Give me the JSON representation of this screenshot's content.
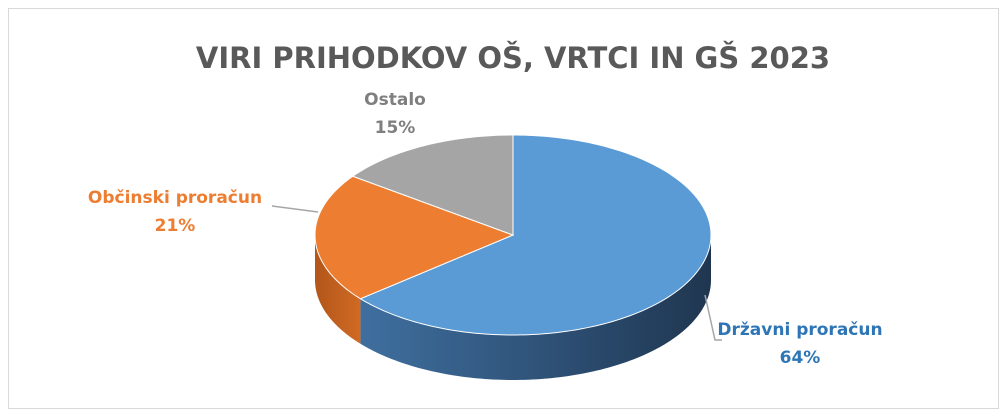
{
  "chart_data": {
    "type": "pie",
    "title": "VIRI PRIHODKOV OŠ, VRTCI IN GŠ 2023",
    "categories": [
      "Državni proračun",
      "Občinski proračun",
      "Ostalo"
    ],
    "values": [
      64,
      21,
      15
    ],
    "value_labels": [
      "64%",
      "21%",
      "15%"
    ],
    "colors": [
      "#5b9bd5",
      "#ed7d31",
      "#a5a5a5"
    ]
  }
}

---

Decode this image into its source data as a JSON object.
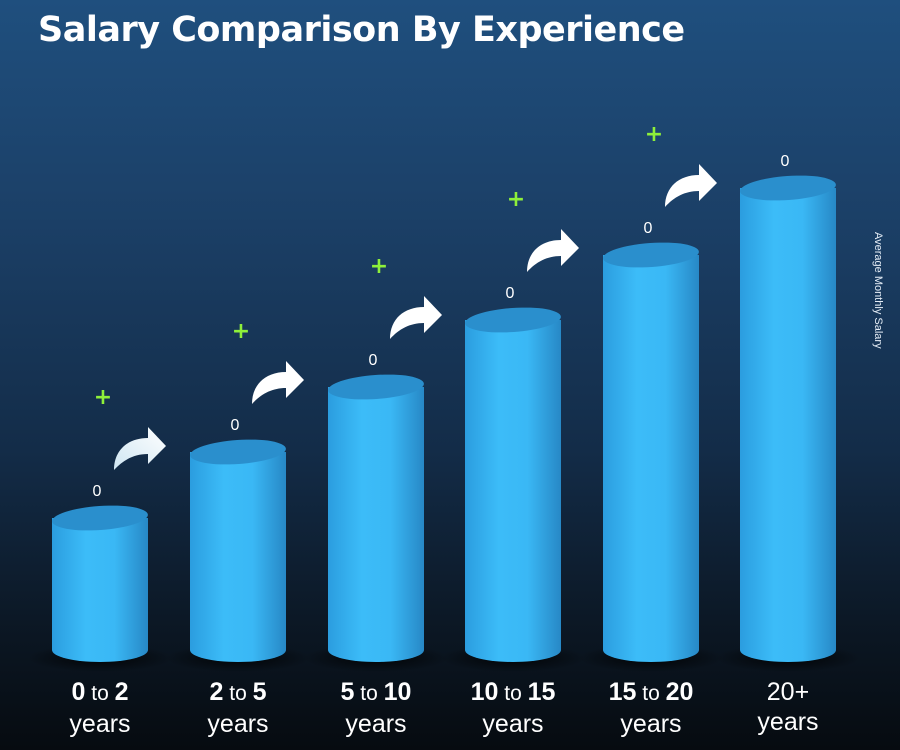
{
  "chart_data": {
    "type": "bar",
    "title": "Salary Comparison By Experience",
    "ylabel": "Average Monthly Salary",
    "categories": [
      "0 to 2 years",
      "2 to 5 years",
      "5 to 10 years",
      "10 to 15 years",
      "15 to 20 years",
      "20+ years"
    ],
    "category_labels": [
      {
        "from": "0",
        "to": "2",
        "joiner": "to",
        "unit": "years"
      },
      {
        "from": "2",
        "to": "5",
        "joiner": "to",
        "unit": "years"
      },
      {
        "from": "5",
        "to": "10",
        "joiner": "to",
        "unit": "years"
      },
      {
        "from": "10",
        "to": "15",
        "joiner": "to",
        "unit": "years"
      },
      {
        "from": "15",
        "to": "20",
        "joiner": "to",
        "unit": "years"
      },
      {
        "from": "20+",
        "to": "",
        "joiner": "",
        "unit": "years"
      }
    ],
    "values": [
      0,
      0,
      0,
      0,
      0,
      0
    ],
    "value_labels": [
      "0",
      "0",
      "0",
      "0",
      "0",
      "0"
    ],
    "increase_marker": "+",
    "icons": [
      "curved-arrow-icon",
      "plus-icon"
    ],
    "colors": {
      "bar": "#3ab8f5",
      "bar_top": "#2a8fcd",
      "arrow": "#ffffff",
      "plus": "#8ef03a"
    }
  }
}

WRITTEN REQUEST: Show every line in the records above that contains the word "JSON".

OUTPUT:
Give me the JSON representation of this screenshot's content.
Decode this image into its source data as a JSON object.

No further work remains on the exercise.